What is needed: Below is a listing. Output every line of it exactly.

***** Entries provided *****

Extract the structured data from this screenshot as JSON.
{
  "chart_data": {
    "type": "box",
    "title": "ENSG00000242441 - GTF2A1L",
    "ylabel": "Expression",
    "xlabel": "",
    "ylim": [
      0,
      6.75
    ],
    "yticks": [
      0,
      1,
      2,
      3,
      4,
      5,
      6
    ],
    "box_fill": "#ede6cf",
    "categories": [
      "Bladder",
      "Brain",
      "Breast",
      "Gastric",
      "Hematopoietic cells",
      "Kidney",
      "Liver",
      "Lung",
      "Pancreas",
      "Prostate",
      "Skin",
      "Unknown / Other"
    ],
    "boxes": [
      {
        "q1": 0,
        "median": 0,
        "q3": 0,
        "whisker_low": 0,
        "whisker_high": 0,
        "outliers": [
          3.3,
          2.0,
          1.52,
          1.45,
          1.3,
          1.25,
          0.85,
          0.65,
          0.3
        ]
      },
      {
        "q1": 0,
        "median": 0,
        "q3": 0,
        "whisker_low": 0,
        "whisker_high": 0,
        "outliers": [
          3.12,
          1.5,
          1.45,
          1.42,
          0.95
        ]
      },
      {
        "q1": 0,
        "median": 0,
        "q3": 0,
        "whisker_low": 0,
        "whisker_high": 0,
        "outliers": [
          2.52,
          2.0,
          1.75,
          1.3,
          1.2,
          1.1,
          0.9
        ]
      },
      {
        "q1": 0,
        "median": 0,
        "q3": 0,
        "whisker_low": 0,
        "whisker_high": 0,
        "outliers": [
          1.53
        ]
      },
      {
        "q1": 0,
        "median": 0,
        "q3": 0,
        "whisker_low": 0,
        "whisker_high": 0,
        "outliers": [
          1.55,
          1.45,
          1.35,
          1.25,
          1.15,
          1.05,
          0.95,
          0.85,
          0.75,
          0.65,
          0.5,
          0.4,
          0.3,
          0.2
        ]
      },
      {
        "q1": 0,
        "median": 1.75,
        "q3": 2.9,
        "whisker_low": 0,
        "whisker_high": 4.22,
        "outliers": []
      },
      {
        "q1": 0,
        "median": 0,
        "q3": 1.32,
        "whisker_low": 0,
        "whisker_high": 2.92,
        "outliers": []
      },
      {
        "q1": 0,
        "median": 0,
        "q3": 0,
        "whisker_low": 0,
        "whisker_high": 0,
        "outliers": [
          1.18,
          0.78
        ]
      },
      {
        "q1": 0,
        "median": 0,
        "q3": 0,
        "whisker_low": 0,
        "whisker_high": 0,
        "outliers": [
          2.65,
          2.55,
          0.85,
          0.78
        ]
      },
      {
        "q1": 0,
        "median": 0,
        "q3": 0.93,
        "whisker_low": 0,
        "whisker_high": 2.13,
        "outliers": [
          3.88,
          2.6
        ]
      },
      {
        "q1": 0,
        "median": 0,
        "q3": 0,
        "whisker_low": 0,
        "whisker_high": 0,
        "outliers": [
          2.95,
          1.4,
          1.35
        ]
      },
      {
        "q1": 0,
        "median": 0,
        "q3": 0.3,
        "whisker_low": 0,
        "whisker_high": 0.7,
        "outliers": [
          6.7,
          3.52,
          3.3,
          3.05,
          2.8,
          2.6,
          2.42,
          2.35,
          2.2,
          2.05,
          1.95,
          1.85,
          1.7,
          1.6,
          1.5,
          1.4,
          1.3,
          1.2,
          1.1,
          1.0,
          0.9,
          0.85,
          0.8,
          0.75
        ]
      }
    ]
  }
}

*****

The answer:
Extract the structured data from this screenshot as JSON.
{
  "chart_data": {
    "type": "box",
    "title": "ENSG00000242441 - GTF2A1L",
    "ylabel": "Expression",
    "xlabel": "",
    "ylim": [
      0,
      6.75
    ],
    "yticks": [
      0,
      1,
      2,
      3,
      4,
      5,
      6
    ],
    "box_fill": "#ede6cf",
    "categories": [
      "Bladder",
      "Brain",
      "Breast",
      "Gastric",
      "Hematopoietic cells",
      "Kidney",
      "Liver",
      "Lung",
      "Pancreas",
      "Prostate",
      "Skin",
      "Unknown / Other"
    ],
    "boxes": [
      {
        "q1": 0,
        "median": 0,
        "q3": 0,
        "whisker_low": 0,
        "whisker_high": 0,
        "outliers": [
          3.3,
          2.0,
          1.52,
          1.45,
          1.3,
          1.25,
          0.85,
          0.65,
          0.3
        ]
      },
      {
        "q1": 0,
        "median": 0,
        "q3": 0,
        "whisker_low": 0,
        "whisker_high": 0,
        "outliers": [
          3.12,
          1.5,
          1.45,
          1.42,
          0.95
        ]
      },
      {
        "q1": 0,
        "median": 0,
        "q3": 0,
        "whisker_low": 0,
        "whisker_high": 0,
        "outliers": [
          2.52,
          2.0,
          1.75,
          1.3,
          1.2,
          1.1,
          0.9
        ]
      },
      {
        "q1": 0,
        "median": 0,
        "q3": 0,
        "whisker_low": 0,
        "whisker_high": 0,
        "outliers": [
          1.53
        ]
      },
      {
        "q1": 0,
        "median": 0,
        "q3": 0,
        "whisker_low": 0,
        "whisker_high": 0,
        "outliers": [
          1.55,
          1.45,
          1.35,
          1.25,
          1.15,
          1.05,
          0.95,
          0.85,
          0.75,
          0.65,
          0.5,
          0.4,
          0.3,
          0.2
        ]
      },
      {
        "q1": 0,
        "median": 1.75,
        "q3": 2.9,
        "whisker_low": 0,
        "whisker_high": 4.22,
        "outliers": []
      },
      {
        "q1": 0,
        "median": 0,
        "q3": 1.32,
        "whisker_low": 0,
        "whisker_high": 2.92,
        "outliers": []
      },
      {
        "q1": 0,
        "median": 0,
        "q3": 0,
        "whisker_low": 0,
        "whisker_high": 0,
        "outliers": [
          1.18,
          0.78
        ]
      },
      {
        "q1": 0,
        "median": 0,
        "q3": 0,
        "whisker_low": 0,
        "whisker_high": 0,
        "outliers": [
          2.65,
          2.55,
          0.85,
          0.78
        ]
      },
      {
        "q1": 0,
        "median": 0,
        "q3": 0.93,
        "whisker_low": 0,
        "whisker_high": 2.13,
        "outliers": [
          3.88,
          2.6
        ]
      },
      {
        "q1": 0,
        "median": 0,
        "q3": 0,
        "whisker_low": 0,
        "whisker_high": 0,
        "outliers": [
          2.95,
          1.4,
          1.35
        ]
      },
      {
        "q1": 0,
        "median": 0,
        "q3": 0.3,
        "whisker_low": 0,
        "whisker_high": 0.7,
        "outliers": [
          6.7,
          3.52,
          3.3,
          3.05,
          2.8,
          2.6,
          2.42,
          2.35,
          2.2,
          2.05,
          1.95,
          1.85,
          1.7,
          1.6,
          1.5,
          1.4,
          1.3,
          1.2,
          1.1,
          1.0,
          0.9,
          0.85,
          0.8,
          0.75
        ]
      }
    ]
  }
}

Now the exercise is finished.